** Opening Extracted text block **
NCT number NCT04561362
Other study ID # BT8009-100
Secondary ID
Status Recruiting
Phase Phase 1/Phase 2
First received
Last updated
Start date July 17, 2020
Est. completion date December 2025

Study information

Verified date April 2024
Source BicycleTx Limited
Contact Bicycle Tx Limited
Phone 617-945-8155
Email clinicalstudies@bicycletx.com
Is FDA regulated No
Health authority
Study type Interventional

Clinical Trial Summary

This study is a Phase I/II, multicenter, first-in-human, open-label dose-escalation study of BT8009 given as a single agent and in combination with pembrolizumab in participants with advanced solid tumors associated with Nectin-4 expression or in participants with advanced solid tumor malignancies having renal insufficiency. The primary endpoints are: Dose limiting toxicities (Parts A-1 and A-2), Overall response rate per RECIST v1.1 (Part B), Safety and tolerability (Part C), and characterization of the pharmacokinetics (Part D).
** Closing Extracted text block **
** Opening Data listing block **
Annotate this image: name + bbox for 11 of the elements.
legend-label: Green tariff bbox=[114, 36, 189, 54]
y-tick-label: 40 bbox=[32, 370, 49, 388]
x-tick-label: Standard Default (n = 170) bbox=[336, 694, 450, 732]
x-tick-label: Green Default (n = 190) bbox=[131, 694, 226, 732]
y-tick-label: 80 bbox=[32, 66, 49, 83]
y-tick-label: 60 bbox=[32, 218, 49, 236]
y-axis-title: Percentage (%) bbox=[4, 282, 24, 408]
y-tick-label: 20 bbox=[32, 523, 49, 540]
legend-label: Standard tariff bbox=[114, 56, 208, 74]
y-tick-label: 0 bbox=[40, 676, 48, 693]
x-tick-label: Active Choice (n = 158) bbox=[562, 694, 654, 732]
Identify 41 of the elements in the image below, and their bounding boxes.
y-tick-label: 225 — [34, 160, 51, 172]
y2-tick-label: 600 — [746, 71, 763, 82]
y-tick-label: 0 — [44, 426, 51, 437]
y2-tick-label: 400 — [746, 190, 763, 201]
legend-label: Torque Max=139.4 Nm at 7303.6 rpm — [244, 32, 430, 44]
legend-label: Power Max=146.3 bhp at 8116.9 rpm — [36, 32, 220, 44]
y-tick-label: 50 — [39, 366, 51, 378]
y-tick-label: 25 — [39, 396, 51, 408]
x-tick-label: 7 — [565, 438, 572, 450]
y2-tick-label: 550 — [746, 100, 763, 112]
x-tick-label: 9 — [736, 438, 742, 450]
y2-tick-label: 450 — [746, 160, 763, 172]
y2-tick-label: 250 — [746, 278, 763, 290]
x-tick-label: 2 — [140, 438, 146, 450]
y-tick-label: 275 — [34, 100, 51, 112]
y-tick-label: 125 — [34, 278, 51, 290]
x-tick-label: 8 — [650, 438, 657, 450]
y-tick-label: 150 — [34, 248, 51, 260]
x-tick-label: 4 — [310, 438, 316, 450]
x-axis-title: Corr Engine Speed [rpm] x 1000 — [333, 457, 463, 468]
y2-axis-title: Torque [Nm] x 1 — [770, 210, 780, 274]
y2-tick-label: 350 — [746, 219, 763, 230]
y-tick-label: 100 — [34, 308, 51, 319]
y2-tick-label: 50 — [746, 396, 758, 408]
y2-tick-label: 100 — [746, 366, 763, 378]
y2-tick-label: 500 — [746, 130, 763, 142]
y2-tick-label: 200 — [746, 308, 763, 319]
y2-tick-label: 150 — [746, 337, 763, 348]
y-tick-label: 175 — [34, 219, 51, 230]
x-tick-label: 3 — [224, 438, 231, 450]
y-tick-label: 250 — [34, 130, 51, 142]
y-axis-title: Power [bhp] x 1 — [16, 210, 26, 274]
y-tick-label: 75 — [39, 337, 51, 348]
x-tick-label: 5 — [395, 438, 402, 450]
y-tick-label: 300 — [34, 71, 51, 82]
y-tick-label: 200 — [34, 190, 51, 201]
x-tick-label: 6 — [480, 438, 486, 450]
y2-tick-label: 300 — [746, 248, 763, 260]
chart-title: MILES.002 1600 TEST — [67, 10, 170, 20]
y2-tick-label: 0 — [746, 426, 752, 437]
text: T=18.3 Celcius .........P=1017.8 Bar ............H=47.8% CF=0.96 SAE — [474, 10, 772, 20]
** Closing Data listing block **
> Exercises to complete
**A.** From the trial listing, reproduce the passage that runs from "This study is" to "pharmacokinetics (Part D).".
**B.** According to the trial listing, on what date did the study start?
**C.** List every primary endpoint named in the trial listing, along with the study part each one applies to.

> Solutions to the tasks
**A.**
This study is a Phase I/II, multicenter, first-in-human, open-label dose-escalation study of BT8009 given as a single agent and in combination with pembrolizumab in participants with advanced solid tumors associated with Nectin-4 expression or in participants with advanced solid tumor malignancies having renal insufficiency. The primary endpoints are: Dose limiting toxicities (Parts A-1 and A-2), Overall response rate per RECIST v1.1 (Part B), Safety and tolerability (Part C), and characterization of the pharmacokinetics (Part D).

**B.** July 17, 2020

**C.**
- Dose limiting toxicities (Parts A-1 and A-2)
- Overall response rate per RECIST v1.1 (Part B)
- Safety and tolerability (Part C)
- Characterization of the pharmacokinetics (Part D)